--- START Supplied records ---

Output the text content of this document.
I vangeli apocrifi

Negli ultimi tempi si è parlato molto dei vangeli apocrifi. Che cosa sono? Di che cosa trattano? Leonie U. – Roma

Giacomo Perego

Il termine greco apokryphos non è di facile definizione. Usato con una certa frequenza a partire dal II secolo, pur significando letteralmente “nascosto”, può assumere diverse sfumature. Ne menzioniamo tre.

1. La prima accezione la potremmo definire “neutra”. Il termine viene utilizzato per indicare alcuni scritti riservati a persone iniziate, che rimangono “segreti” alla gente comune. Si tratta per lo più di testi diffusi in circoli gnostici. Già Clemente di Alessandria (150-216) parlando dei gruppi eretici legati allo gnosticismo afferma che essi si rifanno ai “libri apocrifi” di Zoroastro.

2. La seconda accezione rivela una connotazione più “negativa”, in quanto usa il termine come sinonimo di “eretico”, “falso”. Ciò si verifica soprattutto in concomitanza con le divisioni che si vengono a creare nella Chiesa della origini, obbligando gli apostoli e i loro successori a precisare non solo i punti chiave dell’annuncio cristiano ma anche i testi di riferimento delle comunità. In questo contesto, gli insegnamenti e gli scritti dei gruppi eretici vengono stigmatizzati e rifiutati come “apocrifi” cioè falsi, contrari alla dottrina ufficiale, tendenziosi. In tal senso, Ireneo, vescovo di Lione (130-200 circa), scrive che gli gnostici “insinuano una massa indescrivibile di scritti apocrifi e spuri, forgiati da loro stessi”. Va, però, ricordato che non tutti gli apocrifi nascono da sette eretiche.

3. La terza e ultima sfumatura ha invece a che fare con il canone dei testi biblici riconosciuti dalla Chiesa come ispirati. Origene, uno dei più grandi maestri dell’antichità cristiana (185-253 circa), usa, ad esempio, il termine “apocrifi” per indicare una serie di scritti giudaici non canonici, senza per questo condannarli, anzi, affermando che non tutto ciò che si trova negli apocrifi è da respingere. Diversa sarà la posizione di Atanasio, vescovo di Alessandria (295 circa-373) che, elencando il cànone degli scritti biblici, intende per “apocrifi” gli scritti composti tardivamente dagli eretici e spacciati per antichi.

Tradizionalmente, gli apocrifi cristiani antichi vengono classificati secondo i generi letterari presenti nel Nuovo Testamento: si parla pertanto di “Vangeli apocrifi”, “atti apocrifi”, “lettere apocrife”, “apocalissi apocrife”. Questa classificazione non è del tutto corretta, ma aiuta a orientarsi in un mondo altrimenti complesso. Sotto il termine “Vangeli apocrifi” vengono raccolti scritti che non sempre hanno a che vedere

--- END Supplied records ---

Objective: Output the listing above exactly as it appears.

Result of the task:
Output the text content of this document.
I vangeli apocrifi

Negli ultimi tempi si è parlato molto dei vangeli apocrifi. Che cosa sono? Di che cosa trattano? Leonie U. – Roma

Giacomo Perego

Il termine greco apokryphos non è di facile definizione. Usato con una certa frequenza a partire dal II secolo, pur significando letteralmente “nascosto”, può assumere diverse sfumature. Ne menzioniamo tre.

1. La prima accezione la potremmo definire “neutra”. Il termine viene utilizzato per indicare alcuni scritti riservati a persone iniziate, che rimangono “segreti” alla gente comune. Si tratta per lo più di testi diffusi in circoli gnostici. Già Clemente di Alessandria (150-216) parlando dei gruppi eretici legati allo gnosticismo afferma che essi si rifanno ai “libri apocrifi” di Zoroastro.

2. La seconda accezione rivela una connotazione più “negativa”, in quanto usa il termine come sinonimo di “eretico”, “falso”. Ciò si verifica soprattutto in concomitanza con le divisioni che si vengono a creare nella Chiesa della origini, obbligando gli apostoli e i loro successori a precisare non solo i punti chiave dell’annuncio cristiano ma anche i testi di riferimento delle comunità. In questo contesto, gli insegnamenti e gli scritti dei gruppi eretici vengono stigmatizzati e rifiutati come “apocrifi” cioè falsi, contrari alla dottrina ufficiale, tendenziosi. In tal senso, Ireneo, vescovo di Lione (130-200 circa), scrive che gli gnostici “insinuano una massa indescrivibile di scritti apocrifi e spuri, forgiati da loro stessi”. Va, però, ricordato che non tutti gli apocrifi nascono da sette eretiche.

3. La terza e ultima sfumatura ha invece a che fare con il canone dei testi biblici riconosciuti dalla Chiesa come ispirati. Origene, uno dei più grandi maestri dell’antichità cristiana (185-253 circa), usa, ad esempio, il termine “apocrifi” per indicare una serie di scritti giudaici non canonici, senza per questo condannarli, anzi, affermando che non tutto ciò che si trova negli apocrifi è da respingere. Diversa sarà la posizione di Atanasio, vescovo di Alessandria (295 circa-373) che, elencando il cànone degli scritti biblici, intende per “apocrifi” gli scritti composti tardivamente dagli eretici e spacciati per antichi.

Tradizionalmente, gli apocrifi cristiani antichi vengono classificati secondo i generi letterari presenti nel Nuovo Testamento: si parla pertanto di “Vangeli apocrifi”, “atti apocrifi”, “lettere apocrife”, “apocalissi apocrife”. Questa classificazione non è del tutto corretta, ma aiuta a orientarsi in un mondo altrimenti complesso. Sotto il termine “Vangeli apocrifi” vengono raccolti scritti che non sempre hanno a che vedere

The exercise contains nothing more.